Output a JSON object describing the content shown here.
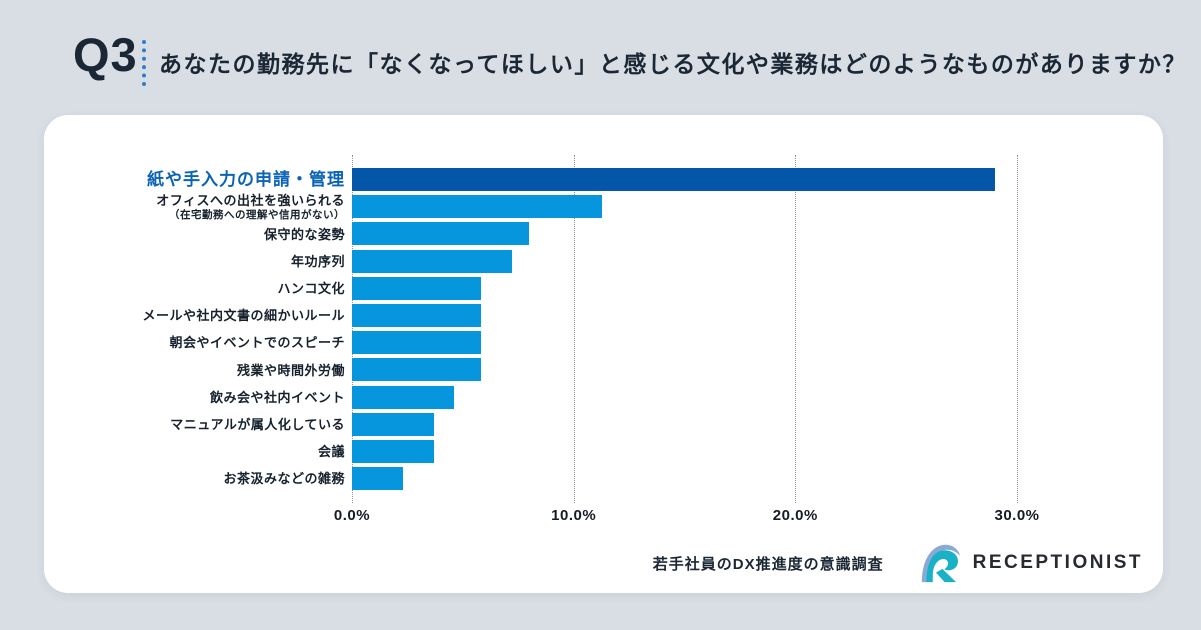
{
  "header": {
    "badge": "Q3",
    "question": "あなたの勤務先に「なくなってほしい」と感じる文化や業務はどのようなものがありますか？"
  },
  "chart_data": {
    "type": "bar",
    "orientation": "horizontal",
    "title": "",
    "categories": [
      "紙や手入力の申請・管理",
      "オフィスへの出社を強いられる",
      "保守的な姿勢",
      "年功序列",
      "ハンコ文化",
      "メールや社内文書の細かいルール",
      "朝会やイベントでのスピーチ",
      "残業や時間外労働",
      "飲み会や社内イベント",
      "マニュアルが属人化している",
      "会議",
      "お茶汲みなどの雑務"
    ],
    "category_notes": [
      "",
      "（在宅勤務への理解や信用がない）",
      "",
      "",
      "",
      "",
      "",
      "",
      "",
      "",
      "",
      ""
    ],
    "values": [
      29.0,
      11.3,
      8.0,
      7.2,
      5.8,
      5.8,
      5.8,
      5.8,
      4.6,
      3.7,
      3.7,
      2.3
    ],
    "unit": "%",
    "xlim": [
      0,
      33.5
    ],
    "x_ticks": [
      "0.0%",
      "10.0%",
      "20.0%",
      "30.0%"
    ],
    "x_tick_values": [
      0,
      10,
      20,
      30
    ],
    "grid": "vertical-dotted",
    "legend": "none",
    "highlight_index": 0
  },
  "footer": {
    "source": "若手社員のDX推進度の意識調査",
    "brand": "RECEPTIONIST"
  },
  "colors": {
    "background": "#d9dee5",
    "card": "#ffffff",
    "bar": "#0696dd",
    "bar_highlight": "#0356a8",
    "highlight_label": "#0b63b6",
    "text_dark": "#1b2734",
    "divider_blue": "#2f7dd2",
    "logo_teal": "#19b1c5",
    "logo_light_blue": "#8aa9d6"
  }
}
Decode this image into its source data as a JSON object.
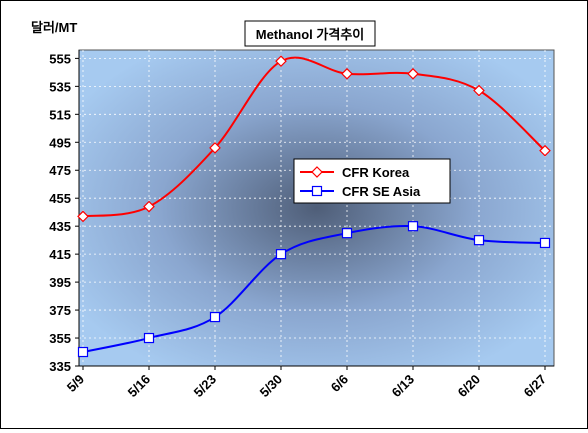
{
  "chart_data": {
    "type": "line",
    "title": "Methanol 가격추이",
    "ylabel": "달러/MT",
    "xlabel": "",
    "x": [
      "5/9",
      "5/16",
      "5/23",
      "5/30",
      "6/6",
      "6/13",
      "6/20",
      "6/27"
    ],
    "y_ticks": [
      335,
      355,
      375,
      395,
      415,
      435,
      455,
      475,
      495,
      515,
      535,
      555
    ],
    "ylim": [
      335,
      561
    ],
    "grid": true,
    "legend_position": "center",
    "series": [
      {
        "name": "CFR Korea",
        "values": [
          442,
          449,
          491,
          553,
          544,
          544,
          532,
          489
        ],
        "color": "#ff0000",
        "marker": "diamond"
      },
      {
        "name": "CFR SE Asia",
        "values": [
          345,
          355,
          370,
          415,
          430,
          435,
          425,
          423
        ],
        "color": "#0000ff",
        "marker": "square"
      }
    ]
  }
}
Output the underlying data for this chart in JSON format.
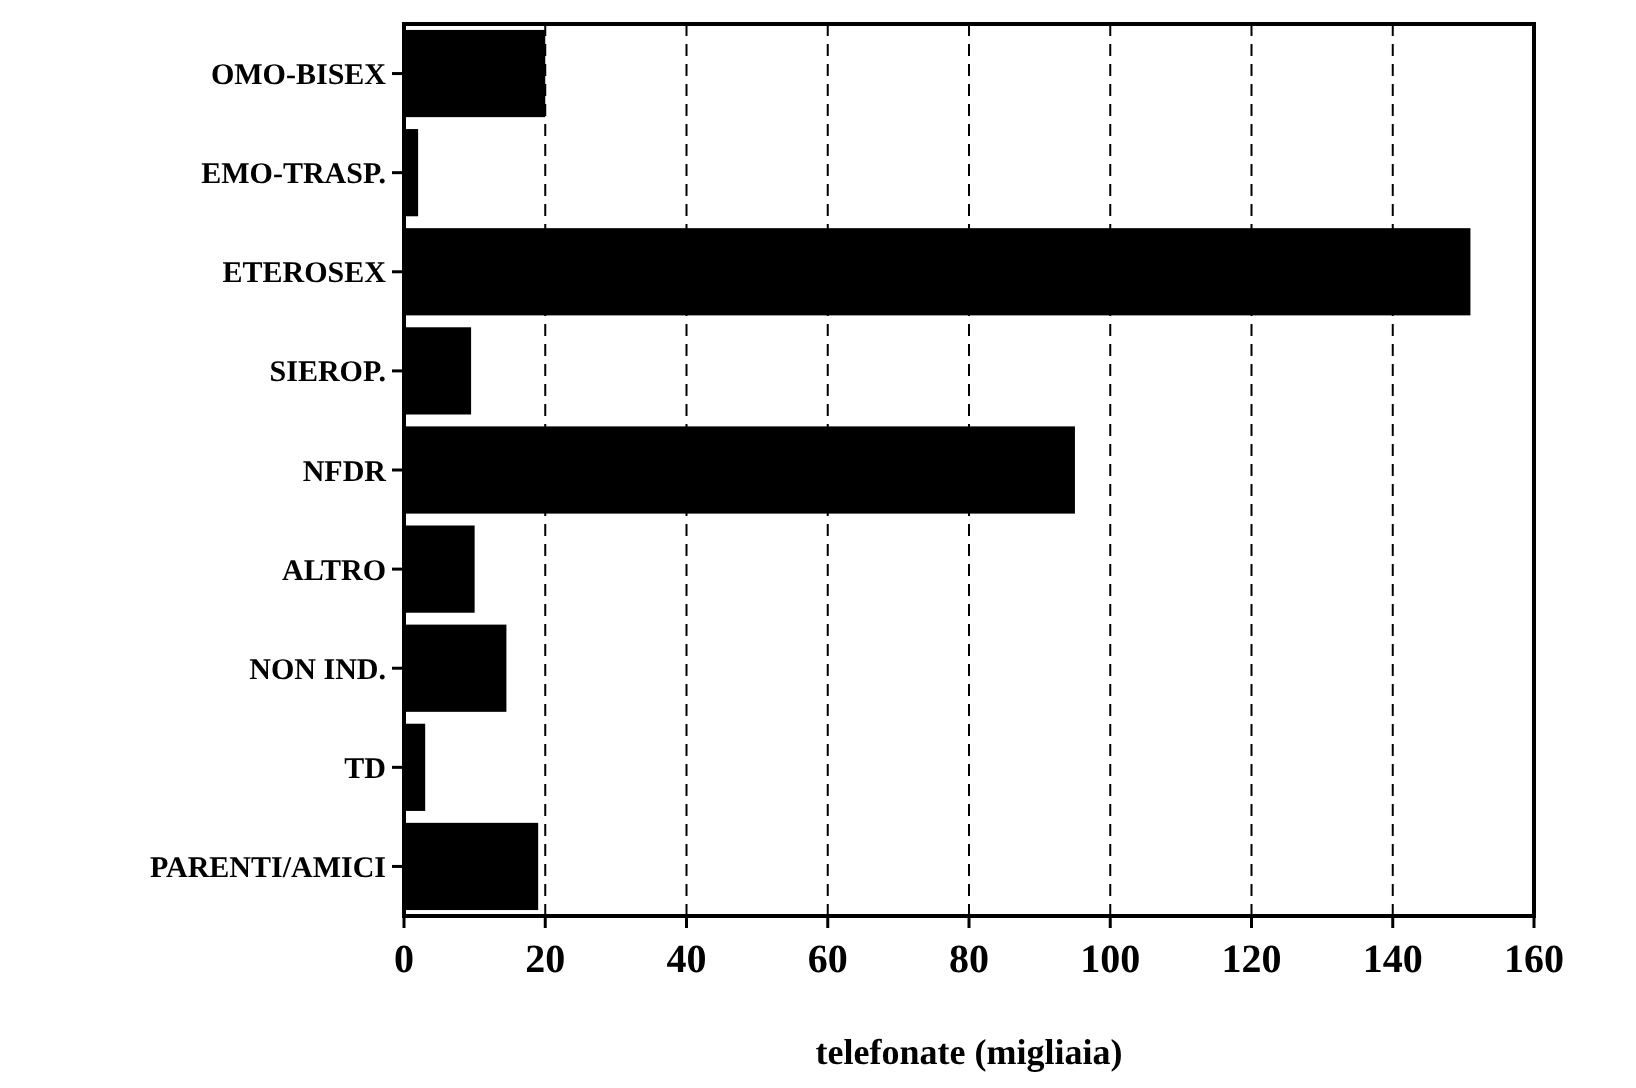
{
  "chart_data": {
    "type": "bar",
    "orientation": "horizontal",
    "xlabel": "telefonate (migliaia)",
    "categories": [
      "OMO-BISEX",
      "EMO-TRASP.",
      "ETEROSEX",
      "SIEROP.",
      "NFDR",
      "ALTRO",
      "NON IND.",
      "TD",
      "PARENTI/AMICI"
    ],
    "values": [
      20,
      2,
      151,
      9.5,
      95,
      10,
      14.5,
      3,
      19
    ],
    "color": "#000000",
    "xlim": [
      0,
      160
    ],
    "xticks": [
      0,
      20,
      40,
      60,
      80,
      100,
      120,
      140,
      160
    ],
    "grid": "x",
    "line_style": "dashed"
  }
}
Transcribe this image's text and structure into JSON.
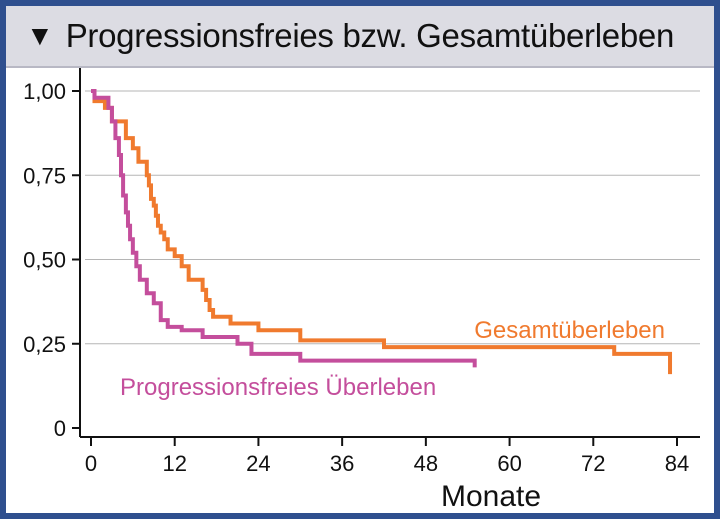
{
  "header": {
    "title": "Progressionsfreies bzw. Gesamtüberleben"
  },
  "chart_data": {
    "type": "line",
    "step": true,
    "xlabel": "Monate",
    "ylabel": "",
    "xlim": [
      0,
      84
    ],
    "ylim": [
      0,
      1
    ],
    "x_ticks": [
      "0",
      "12",
      "24",
      "36",
      "48",
      "60",
      "72",
      "84"
    ],
    "y_ticks": [
      "0",
      "0,25",
      "0,50",
      "0,75",
      "1,00"
    ],
    "grid": "horizontal",
    "series": [
      {
        "name": "Gesamtüberleben",
        "color": "#f07a2e",
        "x": [
          0,
          0.5,
          2,
          3,
          5,
          6,
          6.8,
          8,
          8.3,
          8.6,
          9,
          9.3,
          9.6,
          10,
          10.5,
          11,
          12,
          13,
          14,
          16,
          16.5,
          17,
          17.5,
          20,
          24,
          30,
          42,
          75,
          83
        ],
        "y": [
          1.0,
          0.97,
          0.95,
          0.91,
          0.86,
          0.83,
          0.79,
          0.75,
          0.72,
          0.68,
          0.66,
          0.63,
          0.6,
          0.58,
          0.56,
          0.53,
          0.51,
          0.48,
          0.44,
          0.41,
          0.38,
          0.35,
          0.33,
          0.31,
          0.29,
          0.26,
          0.24,
          0.22,
          0.16
        ]
      },
      {
        "name": "Progressionsfreies Überleben",
        "color": "#c44e9c",
        "x": [
          0,
          0.5,
          2.5,
          3,
          3.5,
          4,
          4.3,
          4.6,
          5,
          5.3,
          5.6,
          6,
          6.5,
          7,
          8,
          9,
          10,
          11,
          13,
          16,
          21,
          23,
          30,
          55
        ],
        "y": [
          1.0,
          0.98,
          0.95,
          0.91,
          0.86,
          0.81,
          0.75,
          0.69,
          0.64,
          0.6,
          0.56,
          0.52,
          0.48,
          0.44,
          0.4,
          0.37,
          0.32,
          0.3,
          0.29,
          0.27,
          0.25,
          0.22,
          0.2,
          0.18
        ]
      }
    ]
  }
}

* Objective
Write out the material above again, word for word, minus its pictures.

* Solution to this task
Output a JSON object describing the content shown here.
{
  "header": {
    "badge": "Q3",
    "question": "あなたの勤務先に「なくなってほしい」と感じる文化や業務はどのようなものがありますか？"
  },
  "chart_data": {
    "type": "bar",
    "orientation": "horizontal",
    "title": "",
    "categories": [
      "紙や手入力の申請・管理",
      "オフィスへの出社を強いられる",
      "保守的な姿勢",
      "年功序列",
      "ハンコ文化",
      "メールや社内文書の細かいルール",
      "朝会やイベントでのスピーチ",
      "残業や時間外労働",
      "飲み会や社内イベント",
      "マニュアルが属人化している",
      "会議",
      "お茶汲みなどの雑務"
    ],
    "category_notes": [
      "",
      "（在宅勤務への理解や信用がない）",
      "",
      "",
      "",
      "",
      "",
      "",
      "",
      "",
      "",
      ""
    ],
    "values": [
      29.0,
      11.3,
      8.0,
      7.2,
      5.8,
      5.8,
      5.8,
      5.8,
      4.6,
      3.7,
      3.7,
      2.3
    ],
    "unit": "%",
    "xlim": [
      0,
      33.5
    ],
    "x_ticks": [
      "0.0%",
      "10.0%",
      "20.0%",
      "30.0%"
    ],
    "x_tick_values": [
      0,
      10,
      20,
      30
    ],
    "grid": "vertical-dotted",
    "legend": "none",
    "highlight_index": 0
  },
  "footer": {
    "source": "若手社員のDX推進度の意識調査",
    "brand": "RECEPTIONIST"
  },
  "colors": {
    "background": "#d9dee5",
    "card": "#ffffff",
    "bar": "#0696dd",
    "bar_highlight": "#0356a8",
    "highlight_label": "#0b63b6",
    "text_dark": "#1b2734",
    "divider_blue": "#2f7dd2",
    "logo_teal": "#19b1c5",
    "logo_light_blue": "#8aa9d6"
  }
}
Decode this image into its source data as a JSON object.
{
  "chart_data": {
    "type": "line",
    "title": "Methanol 가격추이",
    "ylabel": "달러/MT",
    "xlabel": "",
    "x": [
      "5/9",
      "5/16",
      "5/23",
      "5/30",
      "6/6",
      "6/13",
      "6/20",
      "6/27"
    ],
    "y_ticks": [
      335,
      355,
      375,
      395,
      415,
      435,
      455,
      475,
      495,
      515,
      535,
      555
    ],
    "ylim": [
      335,
      561
    ],
    "grid": true,
    "legend_position": "center",
    "series": [
      {
        "name": "CFR Korea",
        "values": [
          442,
          449,
          491,
          553,
          544,
          544,
          532,
          489
        ],
        "color": "#ff0000",
        "marker": "diamond"
      },
      {
        "name": "CFR SE Asia",
        "values": [
          345,
          355,
          370,
          415,
          430,
          435,
          425,
          423
        ],
        "color": "#0000ff",
        "marker": "square"
      }
    ]
  }
}
Output the underlying data for this chart in JSON format.
{
  "chart_data": {
    "type": "bar",
    "orientation": "horizontal",
    "xlabel": "telefonate (migliaia)",
    "categories": [
      "OMO-BISEX",
      "EMO-TRASP.",
      "ETEROSEX",
      "SIEROP.",
      "NFDR",
      "ALTRO",
      "NON IND.",
      "TD",
      "PARENTI/AMICI"
    ],
    "values": [
      20,
      2,
      151,
      9.5,
      95,
      10,
      14.5,
      3,
      19
    ],
    "color": "#000000",
    "xlim": [
      0,
      160
    ],
    "xticks": [
      0,
      20,
      40,
      60,
      80,
      100,
      120,
      140,
      160
    ],
    "grid": "x",
    "line_style": "dashed"
  }
}
Transcribe this image's text and structure into JSON.
{
  "header": {
    "title": "Progressionsfreies bzw. Gesamtüberleben"
  },
  "chart_data": {
    "type": "line",
    "step": true,
    "xlabel": "Monate",
    "ylabel": "",
    "xlim": [
      0,
      84
    ],
    "ylim": [
      0,
      1
    ],
    "x_ticks": [
      "0",
      "12",
      "24",
      "36",
      "48",
      "60",
      "72",
      "84"
    ],
    "y_ticks": [
      "0",
      "0,25",
      "0,50",
      "0,75",
      "1,00"
    ],
    "grid": "horizontal",
    "series": [
      {
        "name": "Gesamtüberleben",
        "color": "#f07a2e",
        "x": [
          0,
          0.5,
          2,
          3,
          5,
          6,
          6.8,
          8,
          8.3,
          8.6,
          9,
          9.3,
          9.6,
          10,
          10.5,
          11,
          12,
          13,
          14,
          16,
          16.5,
          17,
          17.5,
          20,
          24,
          30,
          42,
          75,
          83
        ],
        "y": [
          1.0,
          0.97,
          0.95,
          0.91,
          0.86,
          0.83,
          0.79,
          0.75,
          0.72,
          0.68,
          0.66,
          0.63,
          0.6,
          0.58,
          0.56,
          0.53,
          0.51,
          0.48,
          0.44,
          0.41,
          0.38,
          0.35,
          0.33,
          0.31,
          0.29,
          0.26,
          0.24,
          0.22,
          0.16
        ]
      },
      {
        "name": "Progressionsfreies Überleben",
        "color": "#c44e9c",
        "x": [
          0,
          0.5,
          2.5,
          3,
          3.5,
          4,
          4.3,
          4.6,
          5,
          5.3,
          5.6,
          6,
          6.5,
          7,
          8,
          9,
          10,
          11,
          13,
          16,
          21,
          23,
          30,
          55
        ],
        "y": [
          1.0,
          0.98,
          0.95,
          0.91,
          0.86,
          0.81,
          0.75,
          0.69,
          0.64,
          0.6,
          0.56,
          0.52,
          0.48,
          0.44,
          0.4,
          0.37,
          0.32,
          0.3,
          0.29,
          0.27,
          0.25,
          0.22,
          0.2,
          0.18
        ]
      }
    ]
  }
}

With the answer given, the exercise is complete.